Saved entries
################
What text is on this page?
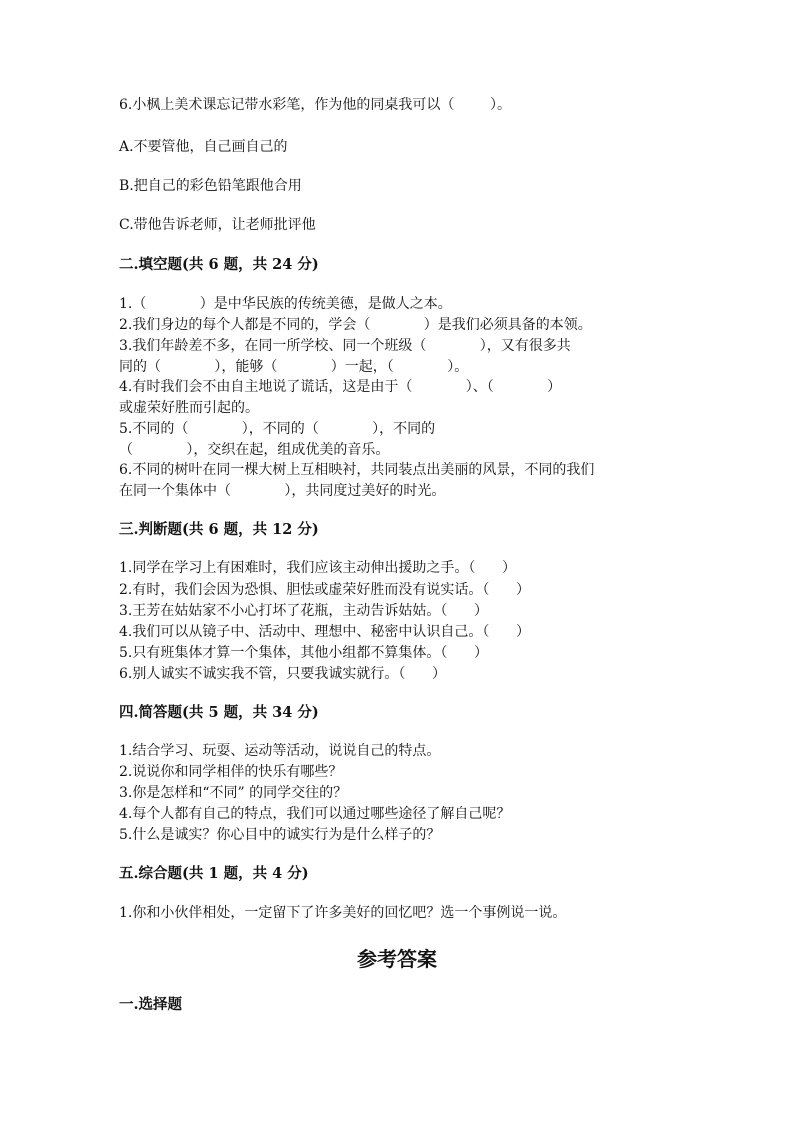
6.小枫上美术课忘记带水彩笔，作为他的同桌我可以（        ）。
A.不要管他，自己画自己的
B.把自己的彩色铅笔跟他合用
C.带他告诉老师，让老师批评他
二.填空题(共 6 题，共 24 分)
1.（            ）是中华民族的传统美德，是做人之本。
2.我们身边的每个人都是不同的，学会（            ）是我们必须具备的本领。
3.我们年龄差不多，在同一所学校、同一个班级（            ），又有很多共
同的（            ），能够（            ）一起，（            ）。
4.有时我们会不由自主地说了谎话，这是由于（            ）、（            ）
或虚荣好胜而引起的。
5.不同的（            ），不同的（            ），不同的
（            ），交织在起，组成优美的音乐。
6.不同的树叶在同一棵大树上互相映衬，共同装点出美丽的风景，不同的我们
在同一个集体中（            ），共同度过美好的时光。
三.判断题(共 6 题，共 12 分)
1.同学在学习上有困难时，我们应该主动伸出援助之手。（      ）
2.有时，我们会因为恐惧、胆怯或虚荣好胜而没有说实话。（      ）
3.王芳在姑姑家不小心打坏了花瓶，主动告诉姑姑。（      ）
4.我们可以从镜子中、活动中、理想中、秘密中认识自己。（      ）
5.只有班集体才算一个集体，其他小组都不算集体。（      ）
6.别人诚实不诚实我不管，只要我诚实就行。（      ）
四.简答题(共 5 题，共 34 分)
1.结合学习、玩耍、运动等活动，说说自己的特点。
2.说说你和同学相伴的快乐有哪些？
3.你是怎样和“不同” 的同学交往的？
4.每个人都有自己的特点，我们可以通过哪些途径了解自己呢？
5.什么是诚实？你心目中的诚实行为是什么样子的？
五.综合题(共 1 题，共 4 分)
1.你和小伙伴相处，一定留下了许多美好的回忆吧？选一个事例说一说。
参考答案
一.选择题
################
* **The exercise**
Reproduce all entries without any change, and omit the pictures.

* **Final result**
What text is on this page?
6.小枫上美术课忘记带水彩笔，作为他的同桌我可以（        ）。
A.不要管他，自己画自己的
B.把自己的彩色铅笔跟他合用
C.带他告诉老师，让老师批评他
二.填空题(共 6 题，共 24 分)
1.（            ）是中华民族的传统美德，是做人之本。
2.我们身边的每个人都是不同的，学会（            ）是我们必须具备的本领。
3.我们年龄差不多，在同一所学校、同一个班级（            ），又有很多共
同的（            ），能够（            ）一起，（            ）。
4.有时我们会不由自主地说了谎话，这是由于（            ）、（            ）
或虚荣好胜而引起的。
5.不同的（            ），不同的（            ），不同的
（            ），交织在起，组成优美的音乐。
6.不同的树叶在同一棵大树上互相映衬，共同装点出美丽的风景，不同的我们
在同一个集体中（            ），共同度过美好的时光。
三.判断题(共 6 题，共 12 分)
1.同学在学习上有困难时，我们应该主动伸出援助之手。（      ）
2.有时，我们会因为恐惧、胆怯或虚荣好胜而没有说实话。（      ）
3.王芳在姑姑家不小心打坏了花瓶，主动告诉姑姑。（      ）
4.我们可以从镜子中、活动中、理想中、秘密中认识自己。（      ）
5.只有班集体才算一个集体，其他小组都不算集体。（      ）
6.别人诚实不诚实我不管，只要我诚实就行。（      ）
四.简答题(共 5 题，共 34 分)
1.结合学习、玩耍、运动等活动，说说自己的特点。
2.说说你和同学相伴的快乐有哪些？
3.你是怎样和“不同” 的同学交往的？
4.每个人都有自己的特点，我们可以通过哪些途径了解自己呢？
5.什么是诚实？你心目中的诚实行为是什么样子的？
五.综合题(共 1 题，共 4 分)
1.你和小伙伴相处，一定留下了许多美好的回忆吧？选一个事例说一说。
参考答案
一.选择题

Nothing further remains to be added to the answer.